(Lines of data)

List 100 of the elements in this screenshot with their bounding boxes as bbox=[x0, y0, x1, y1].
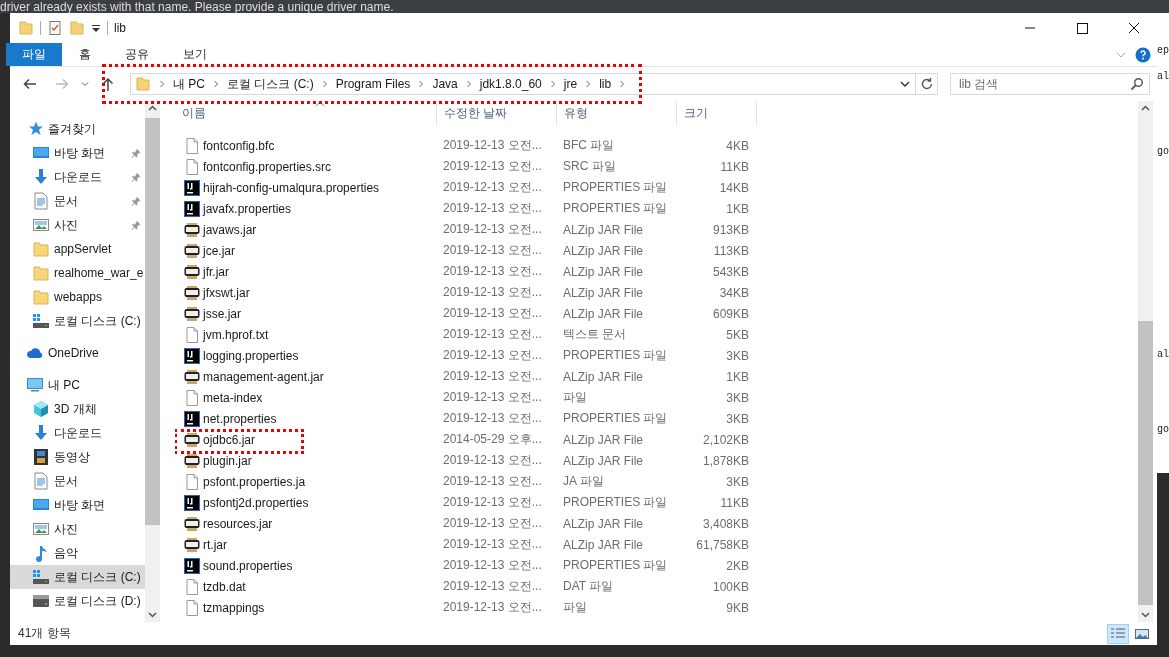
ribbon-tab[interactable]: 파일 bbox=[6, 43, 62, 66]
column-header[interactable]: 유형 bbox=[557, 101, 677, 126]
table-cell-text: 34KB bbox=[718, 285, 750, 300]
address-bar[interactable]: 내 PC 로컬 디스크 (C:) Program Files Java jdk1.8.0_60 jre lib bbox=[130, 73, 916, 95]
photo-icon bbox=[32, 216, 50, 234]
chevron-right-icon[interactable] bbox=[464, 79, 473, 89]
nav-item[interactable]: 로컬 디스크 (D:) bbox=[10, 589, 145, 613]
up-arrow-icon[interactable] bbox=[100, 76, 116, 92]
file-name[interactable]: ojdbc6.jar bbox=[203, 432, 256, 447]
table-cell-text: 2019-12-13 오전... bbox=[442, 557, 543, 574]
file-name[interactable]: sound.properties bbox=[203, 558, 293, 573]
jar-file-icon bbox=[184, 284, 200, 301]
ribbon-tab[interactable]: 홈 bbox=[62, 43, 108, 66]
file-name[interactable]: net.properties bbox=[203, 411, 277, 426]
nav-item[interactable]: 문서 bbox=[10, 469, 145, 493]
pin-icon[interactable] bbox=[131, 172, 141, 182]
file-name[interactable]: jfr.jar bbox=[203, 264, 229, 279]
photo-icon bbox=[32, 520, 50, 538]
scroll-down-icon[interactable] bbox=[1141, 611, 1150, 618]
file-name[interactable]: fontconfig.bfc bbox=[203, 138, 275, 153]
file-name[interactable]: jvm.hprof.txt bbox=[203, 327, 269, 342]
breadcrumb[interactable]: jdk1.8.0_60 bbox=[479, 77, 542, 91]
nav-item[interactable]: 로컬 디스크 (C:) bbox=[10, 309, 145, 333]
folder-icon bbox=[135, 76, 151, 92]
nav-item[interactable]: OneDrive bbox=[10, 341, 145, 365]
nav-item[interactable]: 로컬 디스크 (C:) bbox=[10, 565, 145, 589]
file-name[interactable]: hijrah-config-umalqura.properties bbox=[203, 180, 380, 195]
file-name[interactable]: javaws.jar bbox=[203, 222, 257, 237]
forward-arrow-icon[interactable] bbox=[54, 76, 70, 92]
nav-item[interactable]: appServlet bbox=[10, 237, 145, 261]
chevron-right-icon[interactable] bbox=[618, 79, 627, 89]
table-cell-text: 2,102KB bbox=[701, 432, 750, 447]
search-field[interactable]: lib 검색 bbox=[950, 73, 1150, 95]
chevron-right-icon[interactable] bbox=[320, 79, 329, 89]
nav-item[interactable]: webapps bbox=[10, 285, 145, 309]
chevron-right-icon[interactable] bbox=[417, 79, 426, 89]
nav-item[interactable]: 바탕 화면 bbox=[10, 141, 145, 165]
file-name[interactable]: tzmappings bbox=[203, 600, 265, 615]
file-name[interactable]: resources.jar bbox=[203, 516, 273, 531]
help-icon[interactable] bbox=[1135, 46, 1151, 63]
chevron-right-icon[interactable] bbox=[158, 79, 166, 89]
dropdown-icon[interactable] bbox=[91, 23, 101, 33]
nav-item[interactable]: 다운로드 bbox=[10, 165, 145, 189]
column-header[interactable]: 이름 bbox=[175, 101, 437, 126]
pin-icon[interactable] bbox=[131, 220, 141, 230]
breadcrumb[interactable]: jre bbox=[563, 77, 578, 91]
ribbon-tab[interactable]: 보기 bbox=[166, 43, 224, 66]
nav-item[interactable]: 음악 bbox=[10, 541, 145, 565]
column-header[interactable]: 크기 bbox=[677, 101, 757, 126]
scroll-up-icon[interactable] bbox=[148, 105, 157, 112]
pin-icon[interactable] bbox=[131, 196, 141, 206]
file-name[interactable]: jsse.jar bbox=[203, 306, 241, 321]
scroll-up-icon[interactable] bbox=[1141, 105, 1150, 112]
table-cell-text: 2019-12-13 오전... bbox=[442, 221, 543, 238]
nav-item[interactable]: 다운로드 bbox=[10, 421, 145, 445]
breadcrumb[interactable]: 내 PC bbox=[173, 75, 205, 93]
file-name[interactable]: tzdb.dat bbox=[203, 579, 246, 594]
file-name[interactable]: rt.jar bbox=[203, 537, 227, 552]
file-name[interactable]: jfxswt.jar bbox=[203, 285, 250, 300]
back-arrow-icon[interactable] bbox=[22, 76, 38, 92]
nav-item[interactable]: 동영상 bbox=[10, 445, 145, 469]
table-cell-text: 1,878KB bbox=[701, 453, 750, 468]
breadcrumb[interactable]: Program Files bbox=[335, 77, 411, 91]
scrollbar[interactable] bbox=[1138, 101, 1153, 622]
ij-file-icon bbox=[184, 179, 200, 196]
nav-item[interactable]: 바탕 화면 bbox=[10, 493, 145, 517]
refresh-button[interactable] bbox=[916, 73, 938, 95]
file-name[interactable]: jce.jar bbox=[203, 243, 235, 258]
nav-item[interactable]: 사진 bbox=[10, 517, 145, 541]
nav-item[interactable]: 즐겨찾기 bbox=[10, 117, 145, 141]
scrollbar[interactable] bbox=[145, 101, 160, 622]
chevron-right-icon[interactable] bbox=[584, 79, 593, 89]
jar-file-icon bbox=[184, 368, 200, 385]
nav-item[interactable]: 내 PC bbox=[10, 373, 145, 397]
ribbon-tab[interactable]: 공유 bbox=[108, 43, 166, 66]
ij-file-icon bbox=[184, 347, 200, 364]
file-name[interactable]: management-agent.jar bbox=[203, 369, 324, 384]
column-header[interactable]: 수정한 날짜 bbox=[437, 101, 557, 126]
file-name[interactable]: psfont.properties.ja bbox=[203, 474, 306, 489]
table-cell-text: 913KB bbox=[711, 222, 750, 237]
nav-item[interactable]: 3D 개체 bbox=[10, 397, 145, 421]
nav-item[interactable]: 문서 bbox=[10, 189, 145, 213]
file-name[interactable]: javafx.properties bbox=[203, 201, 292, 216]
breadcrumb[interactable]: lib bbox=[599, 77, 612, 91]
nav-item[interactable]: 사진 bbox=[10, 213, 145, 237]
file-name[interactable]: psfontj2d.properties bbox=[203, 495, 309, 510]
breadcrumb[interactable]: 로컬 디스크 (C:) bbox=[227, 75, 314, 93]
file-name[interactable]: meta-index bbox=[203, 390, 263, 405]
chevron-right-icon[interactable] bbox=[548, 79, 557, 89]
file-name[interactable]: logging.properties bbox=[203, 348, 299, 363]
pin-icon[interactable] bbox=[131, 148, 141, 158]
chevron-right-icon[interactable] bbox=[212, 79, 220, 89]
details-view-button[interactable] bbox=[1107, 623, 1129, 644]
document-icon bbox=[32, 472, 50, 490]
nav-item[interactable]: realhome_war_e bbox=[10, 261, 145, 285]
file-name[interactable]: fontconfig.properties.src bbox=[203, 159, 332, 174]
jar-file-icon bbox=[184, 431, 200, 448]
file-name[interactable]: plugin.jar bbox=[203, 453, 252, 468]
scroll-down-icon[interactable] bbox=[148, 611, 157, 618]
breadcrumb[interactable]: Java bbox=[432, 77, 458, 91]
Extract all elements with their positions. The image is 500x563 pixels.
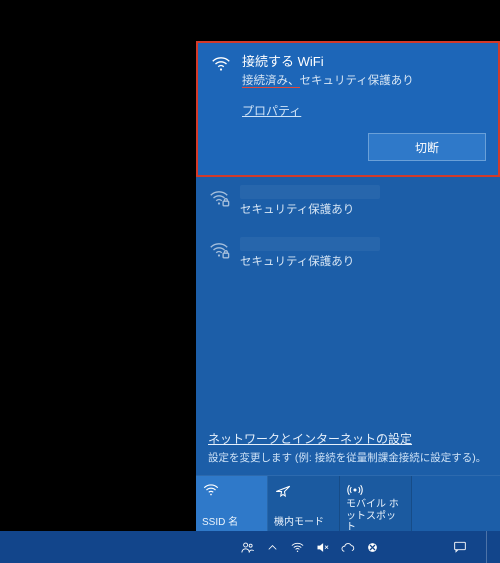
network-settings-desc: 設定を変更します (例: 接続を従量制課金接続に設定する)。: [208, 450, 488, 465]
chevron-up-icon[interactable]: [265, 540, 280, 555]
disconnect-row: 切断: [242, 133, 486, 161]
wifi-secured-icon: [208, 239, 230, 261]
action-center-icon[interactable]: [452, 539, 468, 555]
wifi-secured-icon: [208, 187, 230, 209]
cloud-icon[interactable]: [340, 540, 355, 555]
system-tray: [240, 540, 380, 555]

- Exercise:
Copy out every line of the material above without any changes, leaving out the pictures.

- Output of the exercise:
List 100 of the elements in this screenshot with their bounding boxes as bbox=[x0, y0, x1, y1].
ribbon-tab[interactable]: 파일 bbox=[6, 43, 62, 66]
column-header[interactable]: 유형 bbox=[557, 101, 677, 126]
table-cell-text: 34KB bbox=[718, 285, 750, 300]
address-bar[interactable]: 내 PC 로컬 디스크 (C:) Program Files Java jdk1.8.0_60 jre lib bbox=[130, 73, 916, 95]
photo-icon bbox=[32, 216, 50, 234]
chevron-right-icon[interactable] bbox=[464, 79, 473, 89]
nav-item[interactable]: 로컬 디스크 (D:) bbox=[10, 589, 145, 613]
up-arrow-icon[interactable] bbox=[100, 76, 116, 92]
file-name[interactable]: ojdbc6.jar bbox=[203, 432, 256, 447]
table-cell-text: 2019-12-13 오전... bbox=[442, 557, 543, 574]
file-name[interactable]: sound.properties bbox=[203, 558, 293, 573]
jar-file-icon bbox=[184, 284, 200, 301]
ribbon-tab[interactable]: 홈 bbox=[62, 43, 108, 66]
file-name[interactable]: net.properties bbox=[203, 411, 277, 426]
nav-item[interactable]: 문서 bbox=[10, 469, 145, 493]
pin-icon[interactable] bbox=[131, 172, 141, 182]
file-name[interactable]: jfr.jar bbox=[203, 264, 229, 279]
photo-icon bbox=[32, 520, 50, 538]
scroll-down-icon[interactable] bbox=[1141, 611, 1150, 618]
file-name[interactable]: fontconfig.bfc bbox=[203, 138, 275, 153]
file-name[interactable]: jvm.hprof.txt bbox=[203, 327, 269, 342]
breadcrumb[interactable]: jdk1.8.0_60 bbox=[479, 77, 542, 91]
nav-item[interactable]: 로컬 디스크 (C:) bbox=[10, 309, 145, 333]
folder-icon bbox=[135, 76, 151, 92]
nav-item[interactable]: OneDrive bbox=[10, 341, 145, 365]
nav-item[interactable]: 로컬 디스크 (C:) bbox=[10, 565, 145, 589]
file-name[interactable]: hijrah-config-umalqura.properties bbox=[203, 180, 380, 195]
file-name[interactable]: javaws.jar bbox=[203, 222, 257, 237]
forward-arrow-icon[interactable] bbox=[54, 76, 70, 92]
nav-item[interactable]: appServlet bbox=[10, 237, 145, 261]
chevron-right-icon[interactable] bbox=[618, 79, 627, 89]
table-cell-text: 2,102KB bbox=[701, 432, 750, 447]
search-field[interactable]: lib 검색 bbox=[950, 73, 1150, 95]
chevron-right-icon[interactable] bbox=[320, 79, 329, 89]
nav-item[interactable]: webapps bbox=[10, 285, 145, 309]
chevron-right-icon[interactable] bbox=[417, 79, 426, 89]
nav-item[interactable]: 바탕 화면 bbox=[10, 141, 145, 165]
file-name[interactable]: tzmappings bbox=[203, 600, 265, 615]
file-name[interactable]: resources.jar bbox=[203, 516, 273, 531]
help-icon[interactable] bbox=[1135, 46, 1151, 63]
chevron-right-icon[interactable] bbox=[158, 79, 166, 89]
dropdown-icon[interactable] bbox=[91, 23, 101, 33]
nav-item[interactable]: 다운로드 bbox=[10, 165, 145, 189]
column-header[interactable]: 이름 bbox=[175, 101, 437, 126]
pin-icon[interactable] bbox=[131, 220, 141, 230]
breadcrumb[interactable]: jre bbox=[563, 77, 578, 91]
ribbon-tab[interactable]: 보기 bbox=[166, 43, 224, 66]
nav-item[interactable]: 음악 bbox=[10, 541, 145, 565]
column-header[interactable]: 크기 bbox=[677, 101, 757, 126]
scroll-up-icon[interactable] bbox=[148, 105, 157, 112]
pin-icon[interactable] bbox=[131, 196, 141, 206]
file-name[interactable]: jsse.jar bbox=[203, 306, 241, 321]
scroll-up-icon[interactable] bbox=[1141, 105, 1150, 112]
table-cell-text: 2019-12-13 오전... bbox=[442, 221, 543, 238]
nav-item[interactable]: 다운로드 bbox=[10, 421, 145, 445]
breadcrumb[interactable]: 내 PC bbox=[173, 75, 205, 93]
file-name[interactable]: tzdb.dat bbox=[203, 579, 246, 594]
file-name[interactable]: rt.jar bbox=[203, 537, 227, 552]
file-name[interactable]: jfxswt.jar bbox=[203, 285, 250, 300]
back-arrow-icon[interactable] bbox=[22, 76, 38, 92]
nav-item[interactable]: 동영상 bbox=[10, 445, 145, 469]
table-cell-text: 1,878KB bbox=[701, 453, 750, 468]
breadcrumb[interactable]: Program Files bbox=[335, 77, 411, 91]
scrollbar[interactable] bbox=[1138, 101, 1153, 622]
ij-file-icon bbox=[184, 179, 200, 196]
nav-item[interactable]: 바탕 화면 bbox=[10, 493, 145, 517]
refresh-button[interactable] bbox=[916, 73, 938, 95]
file-name[interactable]: jce.jar bbox=[203, 243, 235, 258]
nav-item[interactable]: 사진 bbox=[10, 517, 145, 541]
nav-item[interactable]: 즐겨찾기 bbox=[10, 117, 145, 141]
scrollbar[interactable] bbox=[145, 101, 160, 622]
chevron-right-icon[interactable] bbox=[584, 79, 593, 89]
jar-file-icon bbox=[184, 368, 200, 385]
nav-item[interactable]: 내 PC bbox=[10, 373, 145, 397]
ribbon-tab[interactable]: 공유 bbox=[108, 43, 166, 66]
ij-file-icon bbox=[184, 347, 200, 364]
file-name[interactable]: management-agent.jar bbox=[203, 369, 324, 384]
column-header[interactable]: 수정한 날짜 bbox=[437, 101, 557, 126]
file-name[interactable]: psfont.properties.ja bbox=[203, 474, 306, 489]
table-cell-text: 913KB bbox=[711, 222, 750, 237]
nav-item[interactable]: 3D 개체 bbox=[10, 397, 145, 421]
nav-item[interactable]: 문서 bbox=[10, 189, 145, 213]
file-name[interactable]: javafx.properties bbox=[203, 201, 292, 216]
breadcrumb[interactable]: lib bbox=[599, 77, 612, 91]
nav-item[interactable]: 사진 bbox=[10, 213, 145, 237]
file-name[interactable]: psfontj2d.properties bbox=[203, 495, 309, 510]
breadcrumb[interactable]: 로컬 디스크 (C:) bbox=[227, 75, 314, 93]
file-name[interactable]: meta-index bbox=[203, 390, 263, 405]
chevron-right-icon[interactable] bbox=[548, 79, 557, 89]
file-name[interactable]: logging.properties bbox=[203, 348, 299, 363]
pin-icon[interactable] bbox=[131, 148, 141, 158]
chevron-right-icon[interactable] bbox=[212, 79, 220, 89]
details-view-button[interactable] bbox=[1107, 623, 1129, 644]
document-icon bbox=[32, 472, 50, 490]
nav-item[interactable]: realhome_war_e bbox=[10, 261, 145, 285]
file-name[interactable]: fontconfig.properties.src bbox=[203, 159, 332, 174]
jar-file-icon bbox=[184, 431, 200, 448]
file-name[interactable]: plugin.jar bbox=[203, 453, 252, 468]
scroll-down-icon[interactable] bbox=[148, 611, 157, 618]
breadcrumb[interactable]: Java bbox=[432, 77, 458, 91]
Extract all elements with their positions. The image is 500x563 pixels.
network-settings-desc: 設定を変更します (例: 接続を従量制課金接続に設定する)。: [208, 450, 488, 465]
chevron-up-icon[interactable]: [265, 540, 280, 555]
disconnect-row: 切断: [242, 133, 486, 161]
wifi-secured-icon: [208, 239, 230, 261]
action-center-icon[interactable]: [452, 539, 468, 555]
wifi-secured-icon: [208, 187, 230, 209]
cloud-icon[interactable]: [340, 540, 355, 555]
system-tray: [240, 540, 380, 555]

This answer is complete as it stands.